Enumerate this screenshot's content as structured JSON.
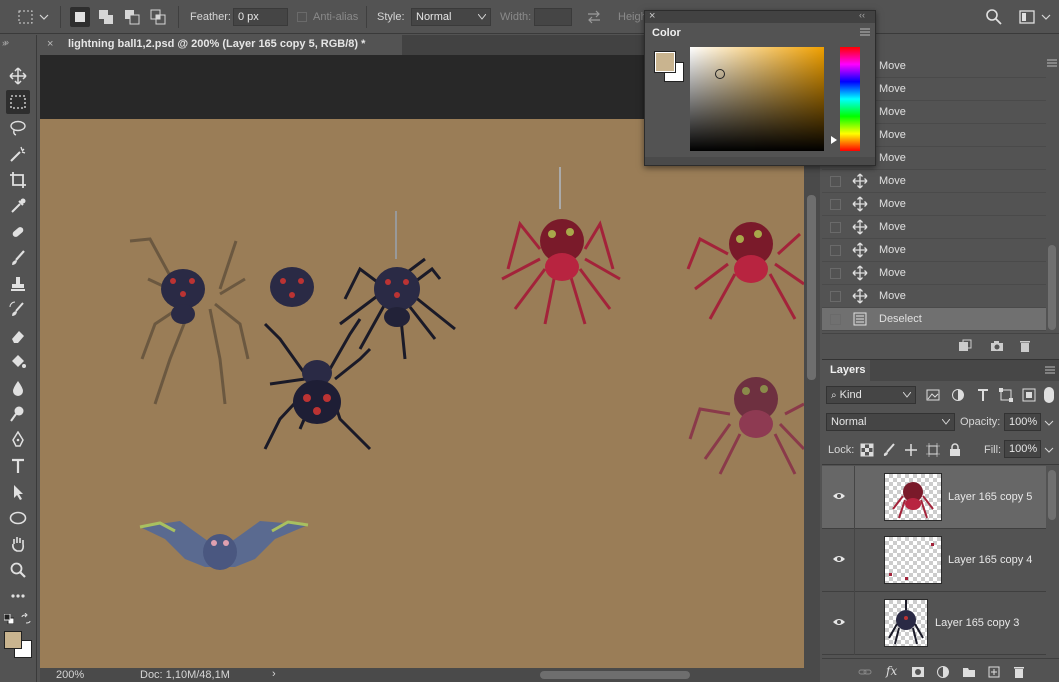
{
  "options_bar": {
    "feather_label": "Feather:",
    "feather_value": "0 px",
    "anti_alias_label": "Anti-alias",
    "style_label": "Style:",
    "style_value": "Normal",
    "width_label": "Width:",
    "height_label": "Heigh"
  },
  "document": {
    "tab_title": "lightning ball1,2.psd @ 200% (Layer 165 copy 5, RGB/8) *",
    "zoom": "200%",
    "doc_size": "Doc: 1,10M/48,1M"
  },
  "color_panel": {
    "title": "Color",
    "foreground": "#c9b48f",
    "background": "#ffffff"
  },
  "history": {
    "items": [
      {
        "label": "Move",
        "icon": "move-icon"
      },
      {
        "label": "Move",
        "icon": "move-icon"
      },
      {
        "label": "Move",
        "icon": "move-icon"
      },
      {
        "label": "Move",
        "icon": "move-icon"
      },
      {
        "label": "Move",
        "icon": "move-icon"
      },
      {
        "label": "Move",
        "icon": "move-icon"
      },
      {
        "label": "Move",
        "icon": "move-icon"
      },
      {
        "label": "Move",
        "icon": "move-icon"
      },
      {
        "label": "Move",
        "icon": "move-icon"
      },
      {
        "label": "Move",
        "icon": "move-icon"
      },
      {
        "label": "Move",
        "icon": "move-icon"
      },
      {
        "label": "Deselect",
        "icon": "document-icon"
      }
    ]
  },
  "layers": {
    "title": "Layers",
    "filter": "Kind",
    "blend_mode": "Normal",
    "opacity_label": "Opacity:",
    "opacity_value": "100%",
    "lock_label": "Lock:",
    "fill_label": "Fill:",
    "fill_value": "100%",
    "items": [
      {
        "name": "Layer 165 copy 5",
        "selected": true
      },
      {
        "name": "Layer 165 copy 4",
        "selected": false
      },
      {
        "name": "Layer 165 copy 3",
        "selected": false
      }
    ]
  },
  "colors": {
    "canvas": "#9a7d57",
    "panel": "#535353",
    "accent_selected": "#707070"
  }
}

#### [Directions for this task]
Repeat all the records above exactly, leaving out any pictures.

#### [Solved exercise]
Enumerate this screenshot's content as structured JSON.
{
  "options_bar": {
    "feather_label": "Feather:",
    "feather_value": "0 px",
    "anti_alias_label": "Anti-alias",
    "style_label": "Style:",
    "style_value": "Normal",
    "width_label": "Width:",
    "height_label": "Heigh"
  },
  "document": {
    "tab_title": "lightning ball1,2.psd @ 200% (Layer 165 copy 5, RGB/8) *",
    "zoom": "200%",
    "doc_size": "Doc: 1,10M/48,1M"
  },
  "color_panel": {
    "title": "Color",
    "foreground": "#c9b48f",
    "background": "#ffffff"
  },
  "history": {
    "items": [
      {
        "label": "Move",
        "icon": "move-icon"
      },
      {
        "label": "Move",
        "icon": "move-icon"
      },
      {
        "label": "Move",
        "icon": "move-icon"
      },
      {
        "label": "Move",
        "icon": "move-icon"
      },
      {
        "label": "Move",
        "icon": "move-icon"
      },
      {
        "label": "Move",
        "icon": "move-icon"
      },
      {
        "label": "Move",
        "icon": "move-icon"
      },
      {
        "label": "Move",
        "icon": "move-icon"
      },
      {
        "label": "Move",
        "icon": "move-icon"
      },
      {
        "label": "Move",
        "icon": "move-icon"
      },
      {
        "label": "Move",
        "icon": "move-icon"
      },
      {
        "label": "Deselect",
        "icon": "document-icon"
      }
    ]
  },
  "layers": {
    "title": "Layers",
    "filter": "Kind",
    "blend_mode": "Normal",
    "opacity_label": "Opacity:",
    "opacity_value": "100%",
    "lock_label": "Lock:",
    "fill_label": "Fill:",
    "fill_value": "100%",
    "items": [
      {
        "name": "Layer 165 copy 5",
        "selected": true
      },
      {
        "name": "Layer 165 copy 4",
        "selected": false
      },
      {
        "name": "Layer 165 copy 3",
        "selected": false
      }
    ]
  },
  "colors": {
    "canvas": "#9a7d57",
    "panel": "#535353",
    "accent_selected": "#707070"
  }
}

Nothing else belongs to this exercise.